======== Task input ========
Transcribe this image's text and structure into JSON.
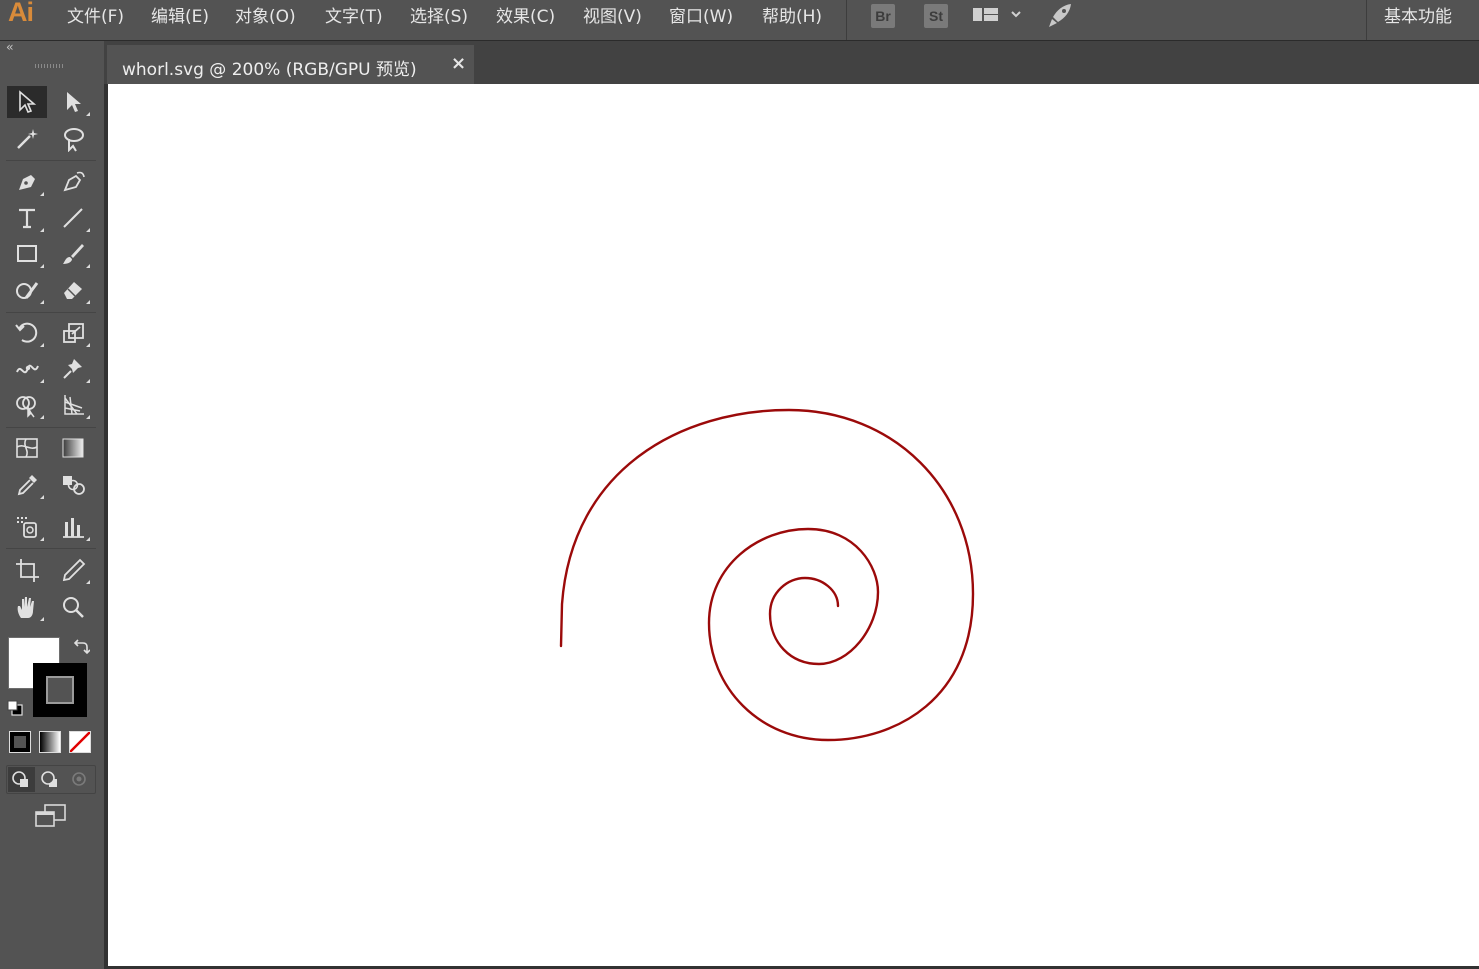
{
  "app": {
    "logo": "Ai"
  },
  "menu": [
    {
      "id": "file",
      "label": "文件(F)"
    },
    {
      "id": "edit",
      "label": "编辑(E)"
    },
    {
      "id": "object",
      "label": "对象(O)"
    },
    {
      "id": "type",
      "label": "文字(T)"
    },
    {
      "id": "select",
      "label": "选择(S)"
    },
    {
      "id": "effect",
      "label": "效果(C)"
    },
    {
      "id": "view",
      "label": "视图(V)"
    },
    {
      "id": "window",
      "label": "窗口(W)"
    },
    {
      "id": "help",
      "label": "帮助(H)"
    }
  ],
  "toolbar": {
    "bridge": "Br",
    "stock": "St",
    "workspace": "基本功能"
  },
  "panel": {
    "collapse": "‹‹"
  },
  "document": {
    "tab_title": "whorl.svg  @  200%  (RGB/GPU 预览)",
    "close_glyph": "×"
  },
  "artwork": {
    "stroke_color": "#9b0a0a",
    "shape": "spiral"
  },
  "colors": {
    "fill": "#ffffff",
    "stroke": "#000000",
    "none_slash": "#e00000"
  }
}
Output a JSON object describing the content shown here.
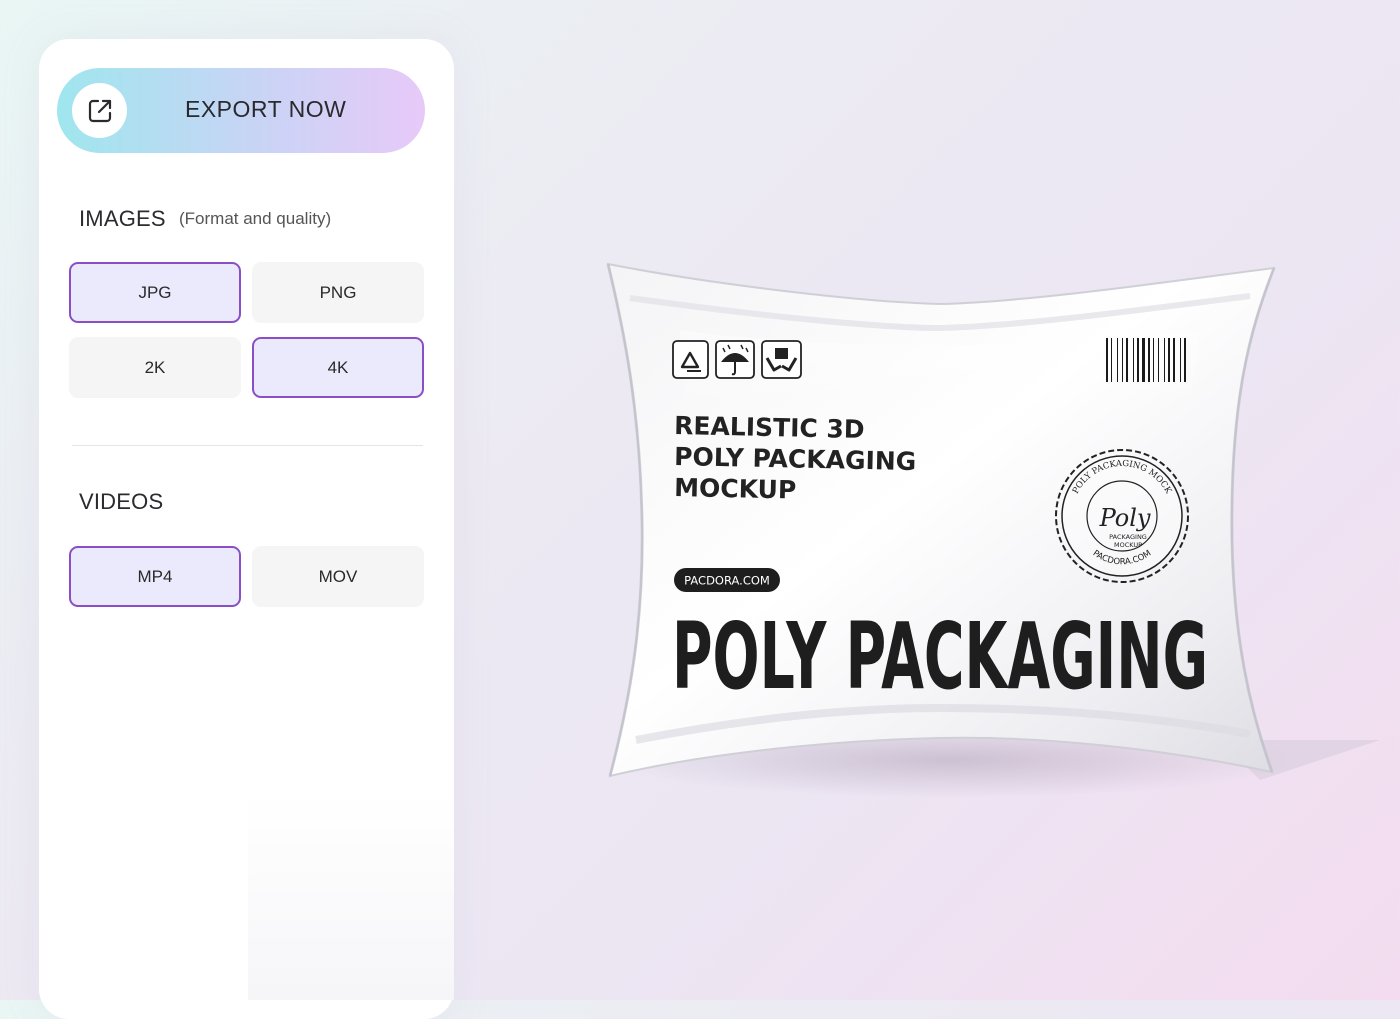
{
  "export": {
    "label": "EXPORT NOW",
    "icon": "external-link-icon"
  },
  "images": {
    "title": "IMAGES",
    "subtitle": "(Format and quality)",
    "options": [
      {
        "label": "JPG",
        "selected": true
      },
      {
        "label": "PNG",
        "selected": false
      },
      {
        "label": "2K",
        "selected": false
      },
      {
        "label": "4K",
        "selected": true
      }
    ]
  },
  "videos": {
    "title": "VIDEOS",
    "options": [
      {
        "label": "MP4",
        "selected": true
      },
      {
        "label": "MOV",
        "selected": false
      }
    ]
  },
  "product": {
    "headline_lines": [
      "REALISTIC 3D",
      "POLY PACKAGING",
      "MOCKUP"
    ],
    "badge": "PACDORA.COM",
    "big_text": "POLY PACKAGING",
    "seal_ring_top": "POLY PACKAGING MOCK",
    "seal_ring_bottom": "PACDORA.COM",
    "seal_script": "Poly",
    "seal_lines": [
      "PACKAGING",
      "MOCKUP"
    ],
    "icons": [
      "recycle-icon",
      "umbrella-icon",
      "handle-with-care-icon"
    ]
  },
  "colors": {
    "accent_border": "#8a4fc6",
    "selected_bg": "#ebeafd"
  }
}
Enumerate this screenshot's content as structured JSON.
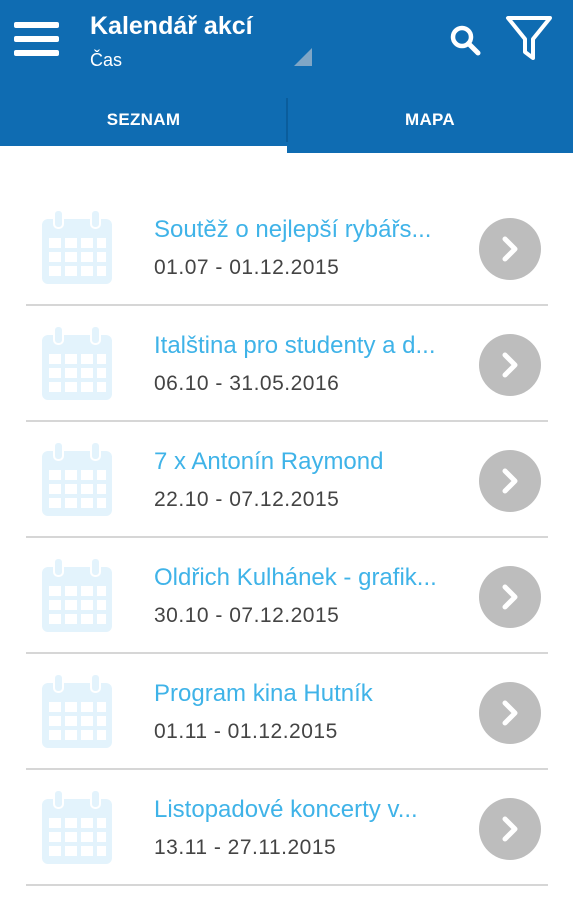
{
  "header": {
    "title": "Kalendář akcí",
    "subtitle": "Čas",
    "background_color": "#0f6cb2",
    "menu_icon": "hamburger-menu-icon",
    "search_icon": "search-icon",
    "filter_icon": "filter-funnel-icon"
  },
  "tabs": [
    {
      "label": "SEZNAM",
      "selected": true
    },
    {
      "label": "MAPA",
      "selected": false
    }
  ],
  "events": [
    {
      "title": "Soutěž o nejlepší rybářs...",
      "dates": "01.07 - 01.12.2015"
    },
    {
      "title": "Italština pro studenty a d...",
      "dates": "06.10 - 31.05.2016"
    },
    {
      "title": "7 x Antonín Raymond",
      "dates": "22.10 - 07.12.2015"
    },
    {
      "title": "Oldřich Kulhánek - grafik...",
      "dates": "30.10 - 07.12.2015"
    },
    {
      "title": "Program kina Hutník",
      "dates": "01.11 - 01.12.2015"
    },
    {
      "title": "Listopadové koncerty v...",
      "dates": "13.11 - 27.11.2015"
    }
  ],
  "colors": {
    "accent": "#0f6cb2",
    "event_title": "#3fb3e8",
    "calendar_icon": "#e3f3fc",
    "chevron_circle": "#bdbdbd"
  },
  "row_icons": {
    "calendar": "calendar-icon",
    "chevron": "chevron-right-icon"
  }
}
========
= Task to carry out =
Exclude the pictures, and transcribe all of the material exactly.

= Answer to this task =
Transcribe this image's text and structure into JSON.
{
  "app": {
    "logo": "Ai"
  },
  "menu": [
    {
      "id": "file",
      "label": "文件(F)"
    },
    {
      "id": "edit",
      "label": "编辑(E)"
    },
    {
      "id": "object",
      "label": "对象(O)"
    },
    {
      "id": "type",
      "label": "文字(T)"
    },
    {
      "id": "select",
      "label": "选择(S)"
    },
    {
      "id": "effect",
      "label": "效果(C)"
    },
    {
      "id": "view",
      "label": "视图(V)"
    },
    {
      "id": "window",
      "label": "窗口(W)"
    },
    {
      "id": "help",
      "label": "帮助(H)"
    }
  ],
  "toolbar": {
    "bridge": "Br",
    "stock": "St",
    "workspace": "基本功能"
  },
  "panel": {
    "collapse": "‹‹"
  },
  "document": {
    "tab_title": "whorl.svg  @  200%  (RGB/GPU 预览)",
    "close_glyph": "×"
  },
  "artwork": {
    "stroke_color": "#9b0a0a",
    "shape": "spiral"
  },
  "colors": {
    "fill": "#ffffff",
    "stroke": "#000000",
    "none_slash": "#e00000"
  }
}
Output a JSON object describing the content shown here.
{
  "export": {
    "label": "EXPORT NOW",
    "icon": "external-link-icon"
  },
  "images": {
    "title": "IMAGES",
    "subtitle": "(Format and quality)",
    "options": [
      {
        "label": "JPG",
        "selected": true
      },
      {
        "label": "PNG",
        "selected": false
      },
      {
        "label": "2K",
        "selected": false
      },
      {
        "label": "4K",
        "selected": true
      }
    ]
  },
  "videos": {
    "title": "VIDEOS",
    "options": [
      {
        "label": "MP4",
        "selected": true
      },
      {
        "label": "MOV",
        "selected": false
      }
    ]
  },
  "product": {
    "headline_lines": [
      "REALISTIC 3D",
      "POLY PACKAGING",
      "MOCKUP"
    ],
    "badge": "PACDORA.COM",
    "big_text": "POLY PACKAGING",
    "seal_ring_top": "POLY PACKAGING MOCK",
    "seal_ring_bottom": "PACDORA.COM",
    "seal_script": "Poly",
    "seal_lines": [
      "PACKAGING",
      "MOCKUP"
    ],
    "icons": [
      "recycle-icon",
      "umbrella-icon",
      "handle-with-care-icon"
    ]
  },
  "colors": {
    "accent_border": "#8a4fc6",
    "selected_bg": "#ebeafd"
  }
}
Enumerate this screenshot's content as structured JSON.
{
  "header": {
    "title": "Kalendář akcí",
    "subtitle": "Čas",
    "background_color": "#0f6cb2",
    "menu_icon": "hamburger-menu-icon",
    "search_icon": "search-icon",
    "filter_icon": "filter-funnel-icon"
  },
  "tabs": [
    {
      "label": "SEZNAM",
      "selected": true
    },
    {
      "label": "MAPA",
      "selected": false
    }
  ],
  "events": [
    {
      "title": "Soutěž o nejlepší rybářs...",
      "dates": "01.07 - 01.12.2015"
    },
    {
      "title": "Italština pro studenty a d...",
      "dates": "06.10 - 31.05.2016"
    },
    {
      "title": "7 x Antonín Raymond",
      "dates": "22.10 - 07.12.2015"
    },
    {
      "title": "Oldřich Kulhánek - grafik...",
      "dates": "30.10 - 07.12.2015"
    },
    {
      "title": "Program kina Hutník",
      "dates": "01.11 - 01.12.2015"
    },
    {
      "title": "Listopadové koncerty v...",
      "dates": "13.11 - 27.11.2015"
    }
  ],
  "colors": {
    "accent": "#0f6cb2",
    "event_title": "#3fb3e8",
    "calendar_icon": "#e3f3fc",
    "chevron_circle": "#bdbdbd"
  },
  "row_icons": {
    "calendar": "calendar-icon",
    "chevron": "chevron-right-icon"
  }
}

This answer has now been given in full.